WHAT THIS TASK INVOLVES ▸
Return the listing word for word, as given.
*** STORED RECORDS
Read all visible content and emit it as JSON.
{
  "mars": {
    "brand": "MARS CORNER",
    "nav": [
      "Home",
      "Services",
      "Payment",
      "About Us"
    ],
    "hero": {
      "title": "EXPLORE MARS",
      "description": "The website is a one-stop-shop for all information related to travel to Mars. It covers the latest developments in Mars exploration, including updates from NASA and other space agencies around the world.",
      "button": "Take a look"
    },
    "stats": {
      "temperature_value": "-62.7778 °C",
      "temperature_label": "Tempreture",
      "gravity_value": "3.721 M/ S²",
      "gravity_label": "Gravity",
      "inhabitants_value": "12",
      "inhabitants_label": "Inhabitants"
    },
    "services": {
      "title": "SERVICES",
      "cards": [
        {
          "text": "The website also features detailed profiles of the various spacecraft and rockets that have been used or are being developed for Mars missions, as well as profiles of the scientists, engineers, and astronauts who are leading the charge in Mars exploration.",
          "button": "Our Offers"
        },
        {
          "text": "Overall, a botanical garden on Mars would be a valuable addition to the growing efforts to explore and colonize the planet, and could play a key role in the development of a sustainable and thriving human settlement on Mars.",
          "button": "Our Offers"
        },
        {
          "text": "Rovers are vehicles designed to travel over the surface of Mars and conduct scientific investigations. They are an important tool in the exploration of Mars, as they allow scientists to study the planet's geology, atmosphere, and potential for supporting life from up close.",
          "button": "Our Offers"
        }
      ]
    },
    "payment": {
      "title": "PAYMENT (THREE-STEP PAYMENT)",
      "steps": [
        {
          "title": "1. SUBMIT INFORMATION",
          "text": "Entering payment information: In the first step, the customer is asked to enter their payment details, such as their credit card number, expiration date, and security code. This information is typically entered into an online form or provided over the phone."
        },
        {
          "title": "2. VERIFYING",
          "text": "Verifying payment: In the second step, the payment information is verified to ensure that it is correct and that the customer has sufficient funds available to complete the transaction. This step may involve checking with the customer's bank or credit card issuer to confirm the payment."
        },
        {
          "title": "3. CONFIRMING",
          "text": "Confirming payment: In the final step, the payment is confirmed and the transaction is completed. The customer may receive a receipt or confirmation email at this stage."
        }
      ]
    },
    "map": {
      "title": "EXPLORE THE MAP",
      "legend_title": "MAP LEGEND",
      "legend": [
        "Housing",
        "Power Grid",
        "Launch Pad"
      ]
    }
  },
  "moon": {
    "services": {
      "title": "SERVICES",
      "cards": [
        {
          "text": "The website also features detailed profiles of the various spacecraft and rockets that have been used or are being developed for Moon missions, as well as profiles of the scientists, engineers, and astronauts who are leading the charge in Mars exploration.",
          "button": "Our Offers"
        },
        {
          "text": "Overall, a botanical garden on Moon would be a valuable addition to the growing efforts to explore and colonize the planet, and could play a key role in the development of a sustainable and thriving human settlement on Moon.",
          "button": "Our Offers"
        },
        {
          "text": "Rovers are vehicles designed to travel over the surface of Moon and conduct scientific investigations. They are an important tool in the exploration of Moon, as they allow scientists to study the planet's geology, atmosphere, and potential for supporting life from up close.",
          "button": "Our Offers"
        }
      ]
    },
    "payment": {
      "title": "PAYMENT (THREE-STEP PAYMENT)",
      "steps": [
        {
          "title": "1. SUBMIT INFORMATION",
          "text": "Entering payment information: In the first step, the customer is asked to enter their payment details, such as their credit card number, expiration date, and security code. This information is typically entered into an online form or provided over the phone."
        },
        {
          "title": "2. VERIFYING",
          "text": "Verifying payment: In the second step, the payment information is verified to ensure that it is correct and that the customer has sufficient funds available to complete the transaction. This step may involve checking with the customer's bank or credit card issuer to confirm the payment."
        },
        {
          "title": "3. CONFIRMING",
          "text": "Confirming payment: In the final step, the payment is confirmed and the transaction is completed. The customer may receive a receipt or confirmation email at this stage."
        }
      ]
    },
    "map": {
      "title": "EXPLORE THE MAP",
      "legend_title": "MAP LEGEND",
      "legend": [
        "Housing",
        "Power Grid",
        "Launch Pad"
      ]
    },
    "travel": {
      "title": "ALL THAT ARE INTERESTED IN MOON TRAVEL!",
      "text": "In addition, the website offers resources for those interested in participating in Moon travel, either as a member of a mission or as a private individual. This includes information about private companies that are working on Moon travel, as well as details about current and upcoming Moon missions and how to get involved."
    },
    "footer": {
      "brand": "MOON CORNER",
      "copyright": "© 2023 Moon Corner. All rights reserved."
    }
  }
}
******
WRITTEN RESPONSE ▸
Read all visible content and emit it as JSON.
{
  "mars": {
    "brand": "MARS CORNER",
    "nav": [
      "Home",
      "Services",
      "Payment",
      "About Us"
    ],
    "hero": {
      "title": "EXPLORE MARS",
      "description": "The website is a one-stop-shop for all information related to travel to Mars. It covers the latest developments in Mars exploration, including updates from NASA and other space agencies around the world.",
      "button": "Take a look"
    },
    "stats": {
      "temperature_value": "-62.7778 °C",
      "temperature_label": "Tempreture",
      "gravity_value": "3.721 M/ S²",
      "gravity_label": "Gravity",
      "inhabitants_value": "12",
      "inhabitants_label": "Inhabitants"
    },
    "services": {
      "title": "SERVICES",
      "cards": [
        {
          "text": "The website also features detailed profiles of the various spacecraft and rockets that have been used or are being developed for Mars missions, as well as profiles of the scientists, engineers, and astronauts who are leading the charge in Mars exploration.",
          "button": "Our Offers"
        },
        {
          "text": "Overall, a botanical garden on Mars would be a valuable addition to the growing efforts to explore and colonize the planet, and could play a key role in the development of a sustainable and thriving human settlement on Mars.",
          "button": "Our Offers"
        },
        {
          "text": "Rovers are vehicles designed to travel over the surface of Mars and conduct scientific investigations. They are an important tool in the exploration of Mars, as they allow scientists to study the planet's geology, atmosphere, and potential for supporting life from up close.",
          "button": "Our Offers"
        }
      ]
    },
    "payment": {
      "title": "PAYMENT (THREE-STEP PAYMENT)",
      "steps": [
        {
          "title": "1. SUBMIT INFORMATION",
          "text": "Entering payment information: In the first step, the customer is asked to enter their payment details, such as their credit card number, expiration date, and security code. This information is typically entered into an online form or provided over the phone."
        },
        {
          "title": "2. VERIFYING",
          "text": "Verifying payment: In the second step, the payment information is verified to ensure that it is correct and that the customer has sufficient funds available to complete the transaction. This step may involve checking with the customer's bank or credit card issuer to confirm the payment."
        },
        {
          "title": "3. CONFIRMING",
          "text": "Confirming payment: In the final step, the payment is confirmed and the transaction is completed. The customer may receive a receipt or confirmation email at this stage."
        }
      ]
    },
    "map": {
      "title": "EXPLORE THE MAP",
      "legend_title": "MAP LEGEND",
      "legend": [
        "Housing",
        "Power Grid",
        "Launch Pad"
      ]
    }
  },
  "moon": {
    "services": {
      "title": "SERVICES",
      "cards": [
        {
          "text": "The website also features detailed profiles of the various spacecraft and rockets that have been used or are being developed for Moon missions, as well as profiles of the scientists, engineers, and astronauts who are leading the charge in Mars exploration.",
          "button": "Our Offers"
        },
        {
          "text": "Overall, a botanical garden on Moon would be a valuable addition to the growing efforts to explore and colonize the planet, and could play a key role in the development of a sustainable and thriving human settlement on Moon.",
          "button": "Our Offers"
        },
        {
          "text": "Rovers are vehicles designed to travel over the surface of Moon and conduct scientific investigations. They are an important tool in the exploration of Moon, as they allow scientists to study the planet's geology, atmosphere, and potential for supporting life from up close.",
          "button": "Our Offers"
        }
      ]
    },
    "payment": {
      "title": "PAYMENT (THREE-STEP PAYMENT)",
      "steps": [
        {
          "title": "1. SUBMIT INFORMATION",
          "text": "Entering payment information: In the first step, the customer is asked to enter their payment details, such as their credit card number, expiration date, and security code. This information is typically entered into an online form or provided over the phone."
        },
        {
          "title": "2. VERIFYING",
          "text": "Verifying payment: In the second step, the payment information is verified to ensure that it is correct and that the customer has sufficient funds available to complete the transaction. This step may involve checking with the customer's bank or credit card issuer to confirm the payment."
        },
        {
          "title": "3. CONFIRMING",
          "text": "Confirming payment: In the final step, the payment is confirmed and the transaction is completed. The customer may receive a receipt or confirmation email at this stage."
        }
      ]
    },
    "map": {
      "title": "EXPLORE THE MAP",
      "legend_title": "MAP LEGEND",
      "legend": [
        "Housing",
        "Power Grid",
        "Launch Pad"
      ]
    },
    "travel": {
      "title": "ALL THAT ARE INTERESTED IN MOON TRAVEL!",
      "text": "In addition, the website offers resources for those interested in participating in Moon travel, either as a member of a mission or as a private individual. This includes information about private companies that are working on Moon travel, as well as details about current and upcoming Moon missions and how to get involved."
    },
    "footer": {
      "brand": "MOON CORNER",
      "copyright": "© 2023 Moon Corner. All rights reserved."
    }
  }
}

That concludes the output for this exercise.